Gather every line below that contains the string "dropdown" and copy each one out in full.
____ Input records
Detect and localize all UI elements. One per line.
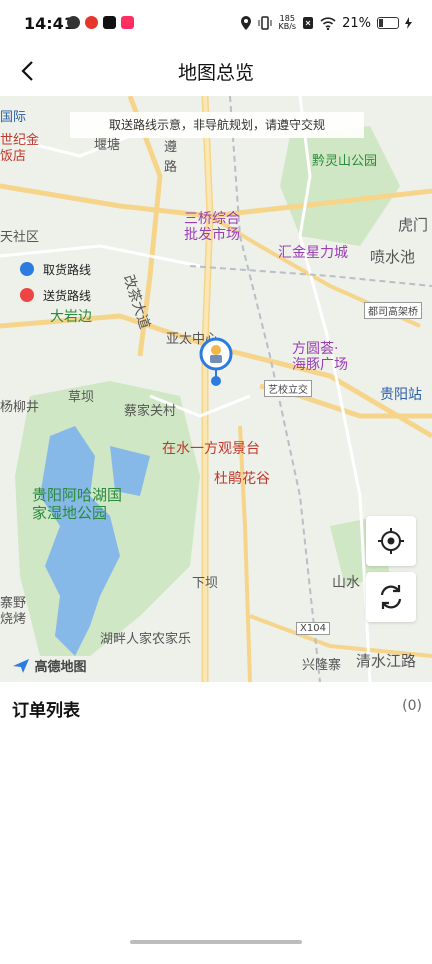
poi-label: 蔡家关村 — [124, 404, 177, 419]
poi-label: 烧烤 — [0, 612, 27, 627]
amap-logo-icon — [13, 659, 29, 673]
delivery-dot-icon — [20, 288, 34, 302]
page-title: 地图总览 — [177, 62, 254, 84]
rider-location-marker-icon[interactable] — [198, 336, 234, 388]
legend-delivery-label: 送货路线 — [43, 288, 92, 303]
status-bar: 14:41 185 KB/s 21% — [0, 0, 432, 48]
poi-label: 遵路 — [164, 140, 178, 175]
wifi-icon — [320, 16, 336, 30]
poi-label: 山水 — [332, 575, 360, 591]
shopping-app-icon — [121, 16, 134, 29]
poi-tag: 都司高架桥 — [364, 302, 422, 319]
poi-label: 贵阳站 — [380, 387, 422, 403]
net-speed: 185 KB/s — [278, 15, 296, 31]
order-list-panel: 订单列表 (0) — [0, 682, 432, 964]
poi-label: 黔灵山公园 — [312, 154, 378, 169]
app-notification-icon — [67, 16, 80, 29]
sim-icon — [303, 17, 314, 29]
poi-label: 兴隆寨 — [302, 658, 342, 673]
map-provider-name: 高德地图 — [34, 660, 87, 675]
poi-label: 虎门 — [398, 216, 429, 234]
poi-label: 家湿地公园 — [32, 504, 108, 522]
poi-label: 饭店 — [0, 149, 27, 164]
poi-label: 堰塘 — [94, 138, 121, 153]
poi-label: 汇金星力城 — [278, 245, 348, 261]
poi-label: 天社区 — [0, 230, 40, 245]
poi-label: 杜鹃花谷 — [214, 471, 270, 487]
notification-icons — [67, 16, 134, 29]
poi-label: 大岩边 — [50, 309, 92, 325]
poi-label: 在水一方观景台 — [162, 441, 260, 457]
poi-label: 清水江路 — [356, 652, 417, 670]
poi-label: 湖畔人家农家乐 — [100, 632, 192, 647]
locate-button[interactable] — [366, 516, 416, 566]
order-list-title: 订单列表 — [12, 701, 80, 721]
poi-label: 批发市场 — [184, 227, 240, 243]
poi-label: 下坝 — [192, 576, 219, 591]
battery-icon — [377, 17, 399, 29]
poi-label: 杨柳井 — [0, 400, 40, 415]
poi-label: 国际 — [0, 110, 27, 125]
legend-pickup-label: 取货路线 — [43, 262, 92, 277]
poi-tag: X104 — [296, 622, 330, 635]
net-speed-unit: KB/s — [278, 22, 297, 31]
legend-pickup: 取货路线 — [20, 256, 91, 282]
pickup-dot-icon — [20, 262, 34, 276]
refresh-icon — [380, 585, 402, 609]
refresh-button[interactable] — [366, 572, 416, 622]
map-provider-logo: 高德地图 — [12, 656, 87, 675]
route-legend: 取货路线 送货路线 — [20, 256, 91, 308]
legend-delivery: 送货路线 — [20, 282, 91, 308]
order-count: (0) — [402, 698, 422, 714]
poi-label: 喷水池 — [370, 248, 416, 266]
vibrate-icon — [258, 16, 272, 30]
map-view[interactable]: 取送路线示意，非导航规划，请遵守交规 国际 世纪金 饭店 堰塘 遵路 黔灵山公园… — [0, 96, 432, 682]
poi-tag: 艺校立交 — [264, 380, 312, 397]
nav-header: 地图总览 — [0, 48, 432, 96]
poi-label: 草坝 — [68, 390, 95, 405]
location-icon — [241, 16, 252, 30]
battery-percent: 21% — [342, 15, 371, 31]
status-right: 185 KB/s 21% — [240, 15, 412, 31]
poi-label: 海豚广场 — [292, 357, 348, 373]
weibo-icon — [85, 16, 98, 29]
crosshair-icon — [378, 528, 404, 554]
charging-icon — [405, 17, 412, 29]
home-indicator[interactable] — [130, 940, 302, 944]
tiktok-icon — [103, 16, 116, 29]
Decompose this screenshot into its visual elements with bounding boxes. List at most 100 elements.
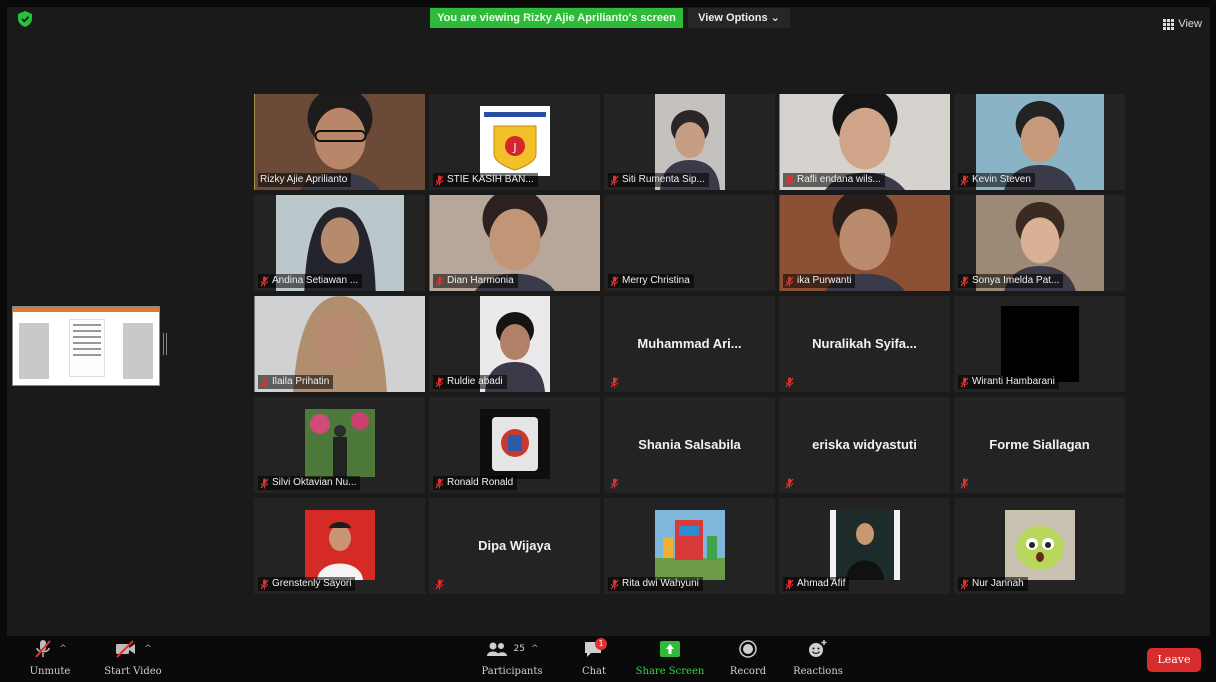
participant-tile[interactable]: Silvi Oktavian Nu... [254,397,425,493]
participant-tile[interactable]: Andina Setiawan ... [254,195,425,291]
share-screen-button[interactable]: Share Screen [634,636,706,682]
participant-tile[interactable]: Grenstenly Sayori [254,498,425,594]
participant-name-label [783,476,798,490]
muted-mic-icon [960,175,969,186]
participant-name: STIE KASIH BAN... [447,174,534,185]
participant-name-label: Wiranti Hambarani [958,375,1059,389]
participants-button[interactable]: 25 ^ Participants [470,636,554,682]
panel-resize-handle[interactable] [163,333,167,355]
participant-tile[interactable]: Forme Siallagan [954,397,1125,493]
microphone-muted-icon [35,640,51,658]
participant-tile[interactable]: Merry Christina [604,195,775,291]
participant-name-label: Rita dwi Wahyuni [608,577,703,591]
chat-button[interactable]: 1 Chat [574,636,614,682]
participant-tile[interactable]: Ruldie abadi [429,296,600,392]
chevron-down-icon: ⌄ [770,12,780,24]
participant-tile[interactable]: Ilaila Prihatin [254,296,425,392]
start-video-label: Start Video [104,666,162,677]
participant-tile[interactable]: Sonya Imelda Pat... [954,195,1125,291]
muted-mic-icon [435,579,444,590]
participant-name: Merry Christina [622,275,690,286]
participant-display-name: Forme Siallagan [989,437,1090,452]
muted-mic-icon [785,478,794,489]
participant-display-name: Dipa Wijaya [478,538,551,553]
participant-tile[interactable]: Dian Harmonia [429,195,600,291]
participant-tile[interactable]: Nuralikah Syifa... [779,296,950,392]
participant-name-label: Sonya Imelda Pat... [958,274,1064,288]
participant-name: Sonya Imelda Pat... [972,275,1060,286]
participant-name: Rizky Ajie Aprilianto [260,174,348,185]
participant-tile[interactable]: Siti Rumenta Sip... [604,94,775,190]
participant-tile[interactable]: Rizky Ajie Aprilianto [254,94,425,190]
participant-name-label: Silvi Oktavian Nu... [258,476,361,490]
participant-name-label: Rizky Ajie Aprilianto [258,173,352,187]
participant-name-label: Merry Christina [608,274,694,288]
chevron-up-icon[interactable]: ^ [531,644,539,654]
participant-name: Siti Rumenta Sip... [622,174,705,185]
participant-name: Dian Harmonia [447,275,514,286]
participant-tile[interactable]: Kevin Steven [954,94,1125,190]
participant-tile[interactable]: Dipa Wijaya [429,498,600,594]
meeting-toolbar: ^ Unmute ^ Start Video 25 ^ Participants [0,636,1216,682]
participant-tile[interactable]: Rita dwi Wahyuni [604,498,775,594]
participant-name: Rafli endana wils... [797,174,881,185]
participant-display-name: Shania Salsabila [638,437,741,452]
participant-name: Wiranti Hambarani [972,376,1055,387]
participant-name-label: Ilaila Prihatin [258,375,334,389]
record-icon [739,640,757,658]
muted-mic-icon [435,276,444,287]
participant-video [304,409,375,477]
muted-mic-icon [610,377,619,388]
view-options-label: View Options [698,12,768,24]
leave-button[interactable]: Leave [1147,648,1201,672]
share-screen-icon [660,641,680,657]
participant-tile[interactable]: Muhammad Ari... [604,296,775,392]
participant-tile[interactable]: Rafli endana wils... [779,94,950,190]
muted-mic-icon [785,276,794,287]
view-button[interactable]: View [1163,18,1202,30]
chat-notification-badge: 1 [595,638,607,650]
reactions-button[interactable]: Reactions [790,636,846,682]
view-options-dropdown[interactable]: View Options ⌄ [688,8,790,28]
participant-video: J [479,106,550,176]
chat-label: Chat [581,666,607,677]
participant-tile[interactable]: Ronald Ronald [429,397,600,493]
participant-video [304,510,375,580]
participant-name: Ahmad Afif [797,578,846,589]
muted-mic-icon [960,377,969,388]
participant-name-label: Dian Harmonia [433,274,518,288]
muted-mic-icon [610,175,619,186]
unmute-label: Unmute [29,666,71,677]
participant-tile[interactable]: J STIE KASIH BAN... [429,94,600,190]
chevron-up-icon[interactable]: ^ [59,644,67,654]
muted-mic-icon [960,579,969,590]
participant-video [1004,510,1075,580]
participant-name-label: Siti Rumenta Sip... [608,173,709,187]
participant-tile[interactable]: ika Purwanti [779,195,950,291]
participant-name-label [783,375,798,389]
start-video-button[interactable]: ^ Start Video [100,636,166,682]
muted-mic-icon [785,175,794,186]
participant-name-label: Rafli endana wils... [783,173,885,187]
encryption-shield-icon[interactable] [18,11,32,27]
participant-tile[interactable]: Wiranti Hambarani [954,296,1125,392]
participant-display-name: Nuralikah Syifa... [812,336,917,351]
record-button[interactable]: Record [726,636,770,682]
participant-name-label: Kevin Steven [958,173,1035,187]
participant-tile[interactable]: Nur Jannah [954,498,1125,594]
shared-screen-thumbnail[interactable] [12,306,160,386]
participant-tile[interactable]: Ahmad Afif [779,498,950,594]
chevron-up-icon[interactable]: ^ [144,644,152,654]
participant-tile[interactable]: Shania Salsabila [604,397,775,493]
muted-mic-icon [960,276,969,287]
participant-name: Grenstenly Sayori [272,578,352,589]
record-label: Record [729,666,767,677]
participant-name: Ruldie abadi [447,376,503,387]
participant-name: Silvi Oktavian Nu... [272,477,357,488]
participant-name-label [958,476,973,490]
unmute-button[interactable]: ^ Unmute [22,636,78,682]
muted-mic-icon [260,478,269,489]
muted-mic-icon [610,579,619,590]
participant-tile[interactable]: eriska widyastuti [779,397,950,493]
svg-text:J: J [512,141,516,154]
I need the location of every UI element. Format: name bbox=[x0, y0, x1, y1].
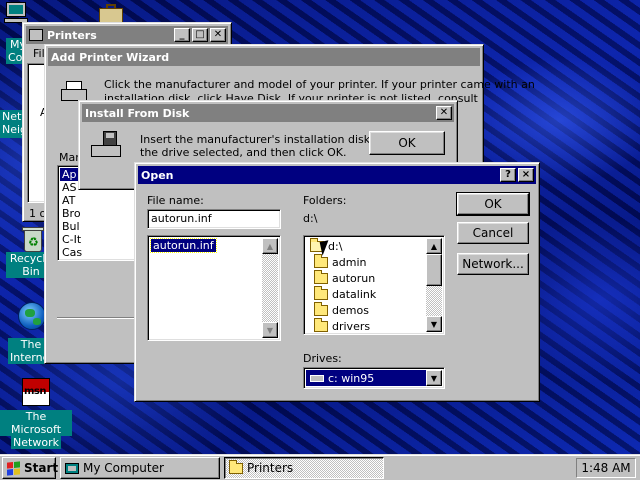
disk-drive-icon bbox=[91, 131, 123, 159]
desktop-icon-msn[interactable]: msn The Microsoft Network bbox=[0, 378, 72, 449]
folder-list-scrollbar[interactable]: ▲ ▼ bbox=[426, 238, 442, 332]
hard-drive-icon bbox=[310, 374, 324, 382]
printer-icon bbox=[29, 29, 43, 41]
maximize-button[interactable]: □ bbox=[192, 28, 208, 42]
msn-logo-icon: msn bbox=[22, 378, 50, 406]
minimize-button[interactable]: _ bbox=[174, 28, 190, 42]
computer-icon bbox=[2, 2, 30, 24]
drive-selected: c: win95 bbox=[306, 370, 426, 386]
windows-logo-icon bbox=[7, 460, 20, 476]
taskbar: Start My Computer Printers 1:48 AM bbox=[0, 454, 640, 480]
scroll-up-arrow-icon[interactable]: ▲ bbox=[426, 238, 442, 254]
window-title: Open bbox=[141, 168, 174, 182]
start-button[interactable]: Start bbox=[2, 457, 58, 479]
install-instructions-line1: Insert the manufacturer's installation d… bbox=[140, 133, 395, 146]
wizard-title-bar[interactable]: Add Printer Wizard bbox=[48, 48, 480, 66]
computer-icon bbox=[65, 462, 79, 474]
desktop-icon-briefcase[interactable] bbox=[94, 2, 128, 24]
recycle-bin-icon: ♻ bbox=[22, 226, 44, 252]
file-name-input[interactable]: autorun.inf bbox=[147, 209, 281, 229]
close-button[interactable]: ✕ bbox=[210, 28, 226, 42]
taskbar-button-my-computer[interactable]: My Computer bbox=[60, 457, 220, 479]
folder-item[interactable]: autorun bbox=[314, 269, 375, 286]
install-instructions-line2: the drive selected, and then click OK. bbox=[140, 146, 347, 159]
folder-icon bbox=[314, 301, 328, 316]
manufacturer-item[interactable]: AT bbox=[60, 194, 75, 207]
open-ok-button[interactable]: OK bbox=[456, 192, 530, 216]
system-tray: 1:48 AM bbox=[576, 458, 636, 478]
scroll-down-arrow-icon[interactable]: ▼ bbox=[426, 316, 442, 332]
close-button[interactable]: × bbox=[518, 168, 534, 182]
clock[interactable]: 1:48 AM bbox=[581, 461, 630, 475]
drives-dropdown[interactable]: c: win95 ▼ bbox=[303, 367, 445, 389]
help-button[interactable]: ? bbox=[500, 168, 516, 182]
scroll-up-arrow-icon[interactable]: ▲ bbox=[262, 238, 278, 254]
manufacturer-item[interactable]: Bul bbox=[60, 220, 80, 233]
folder-item[interactable]: admin bbox=[314, 253, 366, 270]
wizard-instructions-line1: Click the manufacturer and model of your… bbox=[104, 78, 535, 91]
folder-icon bbox=[314, 269, 328, 284]
folder-icon bbox=[314, 317, 328, 332]
network-button[interactable]: Network... bbox=[457, 253, 529, 275]
folder-item[interactable]: datalink bbox=[314, 285, 376, 302]
manufacturer-item[interactable]: Cas bbox=[60, 246, 82, 259]
manufacturer-item[interactable]: AS bbox=[60, 181, 77, 194]
open-dialog[interactable]: Open ? × File name: autorun.inf autorun.… bbox=[134, 162, 540, 402]
dropdown-arrow-icon[interactable]: ▼ bbox=[426, 370, 442, 386]
scroll-down-arrow-icon[interactable]: ▼ bbox=[262, 322, 278, 338]
window-title: Add Printer Wizard bbox=[51, 50, 170, 64]
desktop-icon-label: Network bbox=[11, 436, 61, 449]
open-cancel-button[interactable]: Cancel bbox=[457, 222, 529, 244]
manufacturer-item[interactable]: Bro bbox=[60, 207, 81, 220]
file-list[interactable]: autorun.inf ▲ ▼ bbox=[147, 235, 281, 341]
globe-icon bbox=[18, 302, 46, 330]
window-title: Printers bbox=[47, 28, 97, 42]
printers-folder-icon bbox=[229, 459, 243, 474]
open-title-bar[interactable]: Open ? × bbox=[138, 166, 536, 184]
manufacturer-item[interactable]: C-It bbox=[60, 233, 81, 246]
scroll-thumb[interactable] bbox=[426, 254, 442, 286]
file-name-value: autorun.inf bbox=[151, 212, 212, 225]
window-title: Install From Disk bbox=[85, 106, 190, 120]
folder-item[interactable]: drivers bbox=[314, 317, 370, 334]
file-name-label: File name: bbox=[147, 194, 204, 207]
drives-label: Drives: bbox=[303, 352, 342, 365]
file-list-scrollbar[interactable]: ▲ ▼ bbox=[262, 238, 278, 338]
taskbar-button-printers[interactable]: Printers bbox=[224, 457, 384, 479]
file-item[interactable]: autorun.inf bbox=[150, 238, 217, 253]
folder-item[interactable]: demos bbox=[314, 301, 369, 318]
desktop: My Computer Network Neighborhood ♻ Recyc… bbox=[0, 0, 640, 456]
close-button[interactable]: ✕ bbox=[436, 106, 452, 120]
printers-title-bar[interactable]: Printers _ □ ✕ bbox=[26, 26, 228, 44]
desktop-icon-label: The Microsoft bbox=[0, 410, 72, 436]
folder-icon bbox=[314, 285, 328, 300]
install-title-bar[interactable]: Install From Disk ✕ bbox=[82, 104, 454, 122]
folder-icon bbox=[314, 253, 328, 268]
network-icon bbox=[4, 90, 22, 110]
folders-label: Folders: bbox=[303, 194, 347, 207]
install-ok-button[interactable]: OK bbox=[369, 131, 445, 155]
current-path: d:\ bbox=[303, 212, 318, 225]
briefcase-icon bbox=[97, 2, 125, 24]
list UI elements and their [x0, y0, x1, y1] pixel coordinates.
________
- [Final result]
view-options-dropdown[interactable]: View Options ⌄ [688,8,790,28]
drives-dropdown[interactable]: c: win95 ▼ bbox=[303, 367, 445, 389]
dropdown-arrow-icon[interactable]: ▼ bbox=[426, 370, 442, 386]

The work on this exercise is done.